Just finished "This" by award-winning Tucson journalist Kristen Cook. Actually, I pretty much read the whole thing the day it came in the mail from Amazon, but I have been re-reading bits of it ever since. Like the beloved column that Kristen wrote for many years in the Arizona Daily Star, this is light, funny, but also expertly crafted and leaves you with pieces of wisdom to get through the day, the week, the year or pretty much any situation you happen to be in. "You get what you get and don't throw a fit," Kristen writes, quoting a golden rule from her kids' preschool. And from that same chapter, when you wanted a grape popscicle and you get lime, "be gracious because you get what you get."
The book is not Tucson-centric, it's universal, and it's completely lovable. And I'm not just saying that because Kristen was a fantastic and inspiring co-worker. Though she was that, too!
There are many reasons to recommend this book which I would describe as being in the vein of Erma Bombeck-meets-Sarah Silverman-meets-Fury Road: For one, it has me just busting up laughing at the unfiltered, brutally honest way her kids address parents and pop culture in the appropriately titled chapter, "Sh** My Family Says." ("What's that big guinea pig yelling about?" her number two kid asks at tender age after seeing Chewbacca on Star Wars the first time.) The chapter describing her appearance as a judge on the Throwdown with Bobby Flay alone is well worth the price of the book.

Records:
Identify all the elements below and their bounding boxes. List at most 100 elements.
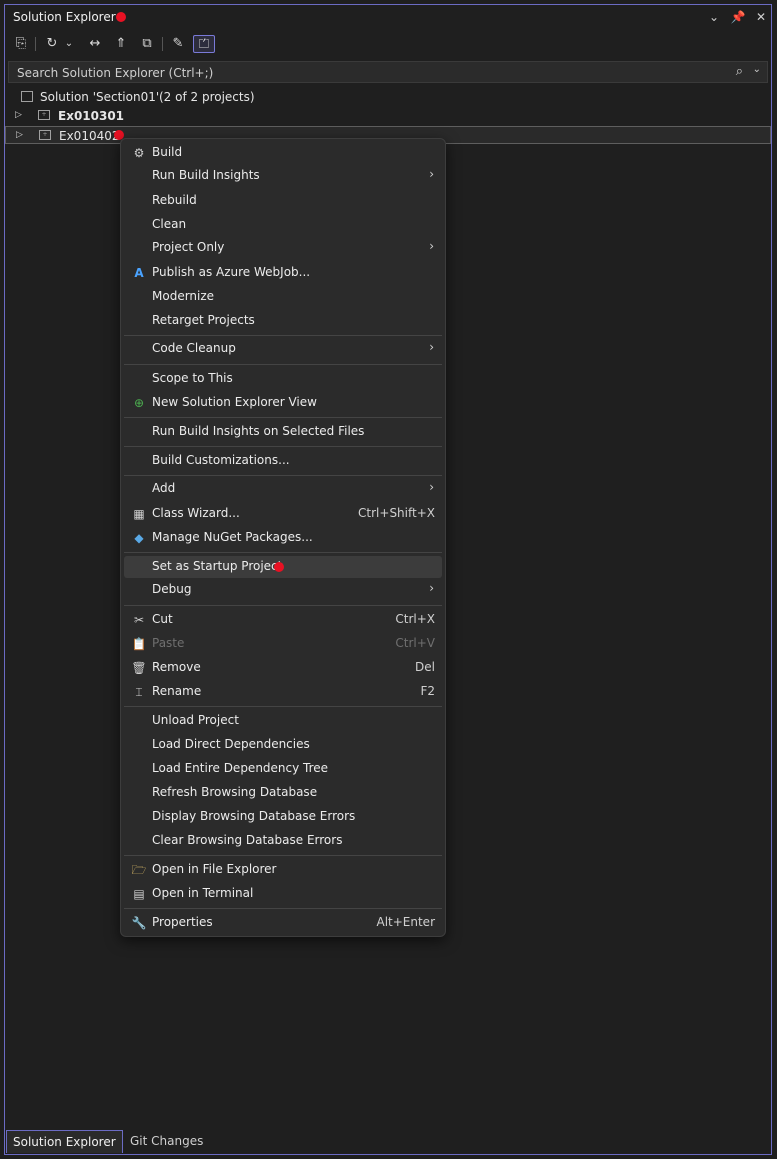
expand-arrow-icon[interactable]: ▷	[16, 130, 23, 140]
build-icon: ⚙	[133, 146, 145, 160]
menu-separator	[124, 855, 442, 856]
menu-item-retarget[interactable]: Retarget Projects	[124, 310, 442, 332]
menu-item-label: Project Only	[152, 240, 225, 254]
menu-item-load-direct[interactable]: Load Direct Dependencies	[124, 734, 442, 756]
menu-item-label: Load Entire Dependency Tree	[152, 761, 329, 775]
search-input[interactable]	[15, 64, 719, 82]
search-box[interactable]: ⌕ ⌄	[8, 61, 768, 83]
menu-item-label: Load Direct Dependencies	[152, 737, 310, 751]
menu-item-clean[interactable]: Clean	[124, 214, 442, 236]
panel-toolbar: ⎘ ↻ ⌄ ↔ ⇑ ⧉ ✎ ⏍	[5, 31, 771, 57]
menu-item-label: Run Build Insights	[152, 168, 260, 182]
chevron-down-icon[interactable]: ⌄	[706, 9, 722, 25]
menu-separator	[124, 706, 442, 707]
menu-separator	[124, 364, 442, 365]
menu-item-label: Clear Browsing Database Errors	[152, 833, 343, 847]
menu-item-manage-nuget[interactable]: ◆ Manage NuGet Packages...	[124, 527, 442, 549]
context-menu: ⚙ Build Run Build Insights › Rebuild Cle…	[120, 138, 446, 937]
menu-item-label: Display Browsing Database Errors	[152, 809, 356, 823]
menu-item-rebuild[interactable]: Rebuild	[124, 190, 442, 212]
menu-item-properties[interactable]: 🔧 Properties Alt+Enter	[124, 912, 442, 934]
collapse-all-icon[interactable]: ⇑	[111, 35, 131, 53]
menu-item-publish-azure[interactable]: A Publish as Azure WebJob...	[124, 262, 442, 284]
menu-item-label: Properties	[152, 915, 213, 929]
menu-item-label: New Solution Explorer View	[152, 395, 317, 409]
menu-item-label: Open in Terminal	[152, 886, 254, 900]
expand-arrow-icon[interactable]: ▷	[15, 110, 22, 120]
nuget-icon: ◆	[134, 531, 144, 545]
menu-item-run-build-insights[interactable]: Run Build Insights ›	[124, 165, 442, 187]
menu-item-open-terminal[interactable]: ▤ Open in Terminal	[124, 883, 442, 905]
menu-item-label: Code Cleanup	[152, 341, 236, 355]
submenu-arrow-icon: ›	[429, 581, 434, 595]
toolbar-separator	[162, 37, 163, 51]
scissors-icon: ✂	[133, 613, 145, 627]
menu-item-label: Build	[152, 145, 183, 159]
class-wizard-icon: ▦	[133, 507, 145, 521]
menu-item-remove[interactable]: 🗑 Remove Del	[124, 657, 442, 679]
tree-project-node[interactable]: ▷ + Ex010301	[5, 107, 771, 125]
properties-wrench-icon[interactable]: ✎	[168, 35, 188, 53]
red-marker-dot	[274, 562, 284, 572]
menu-item-scope-to-this[interactable]: Scope to This	[124, 368, 442, 390]
menu-item-refresh-db[interactable]: Refresh Browsing Database	[124, 782, 442, 804]
sync-icon[interactable]: ↔	[85, 35, 105, 53]
switch-views-icon[interactable]: ⎘	[11, 35, 31, 53]
menu-item-modernize[interactable]: Modernize	[124, 286, 442, 308]
new-view-icon: ⊕	[133, 396, 145, 410]
menu-item-label: Retarget Projects	[152, 313, 255, 327]
menu-item-clear-db-errors[interactable]: Clear Browsing Database Errors	[124, 830, 442, 852]
menu-item-class-wizard[interactable]: ▦ Class Wizard... Ctrl+Shift+X	[124, 503, 442, 525]
toolbar-separator	[35, 37, 36, 51]
menu-item-shortcut: Ctrl+V	[395, 636, 435, 650]
menu-separator	[124, 908, 442, 909]
search-icon[interactable]: ⌕	[736, 64, 743, 79]
menu-item-build[interactable]: ⚙ Build	[124, 142, 442, 164]
tab-solution-explorer[interactable]: Solution Explorer	[6, 1130, 123, 1153]
solution-name: Solution 'Section01'	[40, 90, 160, 104]
show-all-files-icon[interactable]: ⧉	[137, 35, 157, 53]
submenu-arrow-icon: ›	[429, 340, 434, 354]
menu-separator	[124, 605, 442, 606]
menu-item-new-solution-explorer-view[interactable]: ⊕ New Solution Explorer View	[124, 392, 442, 414]
tree-solution-node[interactable]: Solution 'Section01' (2 of 2 projects)	[5, 88, 771, 106]
tab-git-changes[interactable]: Git Changes	[124, 1130, 209, 1153]
red-marker-dot	[116, 12, 126, 22]
menu-separator	[124, 475, 442, 476]
menu-separator	[124, 446, 442, 447]
menu-item-code-cleanup[interactable]: Code Cleanup ›	[124, 338, 442, 360]
menu-item-unload[interactable]: Unload Project	[124, 710, 442, 732]
menu-item-build-customizations[interactable]: Build Customizations...	[124, 450, 442, 472]
rename-icon: ⌶	[135, 685, 143, 699]
search-options-dropdown-icon[interactable]: ⌄	[753, 64, 761, 75]
history-dropdown-icon[interactable]: ⌄	[62, 35, 76, 53]
menu-item-open-file-explorer[interactable]: 🗁 Open in File Explorer	[124, 859, 442, 881]
menu-item-set-startup[interactable]: Set as Startup Project	[124, 556, 442, 578]
project-name: Ex010402	[59, 129, 120, 143]
panel-title-text: Solution Explorer	[13, 10, 116, 24]
menu-item-run-build-insights-selected[interactable]: Run Build Insights on Selected Files	[124, 421, 442, 443]
panel-titlebar: Solution Explorer ⌄ 📌 ✕	[5, 5, 771, 29]
pin-icon[interactable]: 📌	[730, 9, 746, 25]
solution-count: (2 of 2 projects)	[159, 90, 255, 104]
history-icon[interactable]: ↻	[42, 35, 62, 53]
menu-item-add[interactable]: Add ›	[124, 478, 442, 500]
close-icon[interactable]: ✕	[753, 9, 769, 25]
menu-item-load-tree[interactable]: Load Entire Dependency Tree	[124, 758, 442, 780]
menu-item-label: Run Build Insights on Selected Files	[152, 424, 365, 438]
preview-selected-icon[interactable]: ⏍	[193, 35, 215, 53]
menu-item-cut[interactable]: ✂ Cut Ctrl+X	[124, 609, 442, 631]
solution-icon	[21, 91, 33, 102]
menu-item-display-db-errors[interactable]: Display Browsing Database Errors	[124, 806, 442, 828]
menu-item-paste: 📋 Paste Ctrl+V	[124, 633, 442, 655]
menu-item-label: Refresh Browsing Database	[152, 785, 318, 799]
menu-item-project-only[interactable]: Project Only ›	[124, 237, 442, 259]
menu-item-rename[interactable]: ⌶ Rename F2	[124, 681, 442, 703]
menu-item-label: Rebuild	[152, 193, 197, 207]
trash-icon: 🗑	[131, 661, 147, 675]
menu-item-shortcut: F2	[420, 684, 435, 698]
panel-title: Solution Explorer	[13, 10, 126, 24]
menu-separator	[124, 417, 442, 418]
menu-item-debug[interactable]: Debug ›	[124, 579, 442, 601]
menu-item-label: Modernize	[152, 289, 215, 303]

What you will do:
(1) Repeat word for word the stretch of the book review from "The book is" through "of the book.".
(2) Carry on writing the book review from the point where it stops.

Expected outputs:
(1)
The book is not Tucson-centric, it's universal, and it's completely lovable. And I'm not just saying that because Kristen was a fantastic and inspiring co-worker. Though she was that, too!
There are many reasons to recommend this book which I would describe as being in the vein of Erma Bombeck-meets-Sarah Silverman-meets-Fury Road: For one, it has me just busting up laughing at the unfiltered, brutally honest way her kids address parents and pop culture in the appropriately titled chapter, "Sh** My Family Says." ("What's that big guinea pig yelling about?" her number two kid asks at tender age after seeing Chewbacca on Star Wars the first time.) The chapter describing her appearance as a judge on the Throwdown with Bobby Flay alone is well worth the price of the book.

(2)
Kristen's way of looking at her world - filled with kids, a husband and a job (until she quit the job) - made me smile and some of it was laugh-out-loud funny. At a time when it often feels like the world is falling apart, it was refreshing to be brought back to remember that appreciating our particular moments in a day with those we love are the important things in life.
This. Is written and published by my long time friend, Kristen Cook! It is a fun and charming read. A lot of it wrang true with me even though I am not a parent... But most of this book relates a lot to adulting...something we are all too familiar with! Kudos, Kristen!!!